AIM OF THE EXERCISE:
Gather each line in the entries that includes the string "использованием".

* begin RAW DATA *

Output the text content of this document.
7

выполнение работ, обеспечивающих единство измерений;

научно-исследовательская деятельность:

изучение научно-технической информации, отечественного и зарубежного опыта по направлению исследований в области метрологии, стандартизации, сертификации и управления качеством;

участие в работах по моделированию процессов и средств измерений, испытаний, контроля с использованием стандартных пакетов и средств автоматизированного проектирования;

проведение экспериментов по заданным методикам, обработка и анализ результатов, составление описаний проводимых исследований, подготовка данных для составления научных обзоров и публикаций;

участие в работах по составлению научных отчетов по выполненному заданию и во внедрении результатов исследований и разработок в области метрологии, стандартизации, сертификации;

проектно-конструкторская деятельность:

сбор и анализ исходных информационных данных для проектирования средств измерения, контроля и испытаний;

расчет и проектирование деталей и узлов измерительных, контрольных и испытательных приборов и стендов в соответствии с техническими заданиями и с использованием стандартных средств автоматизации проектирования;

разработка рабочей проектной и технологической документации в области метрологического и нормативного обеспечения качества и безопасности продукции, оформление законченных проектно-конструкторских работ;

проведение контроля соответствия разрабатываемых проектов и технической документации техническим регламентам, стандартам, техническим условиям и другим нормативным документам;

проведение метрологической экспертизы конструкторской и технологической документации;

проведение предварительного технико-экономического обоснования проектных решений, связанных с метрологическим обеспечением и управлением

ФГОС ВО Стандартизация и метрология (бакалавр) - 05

* end RAW DATA *

OUTPUT OF THE TASK:
участие в работах по моделированию процессов и средств измерений, испытаний, контроля с использованием стандартных пакетов и средств автоматизированного проектирования;
расчет и проектирование деталей и узлов измерительных, контрольных и испытательных приборов и стендов в соответствии с техническими заданиями и с использованием стандартных средств автоматизации проектирования;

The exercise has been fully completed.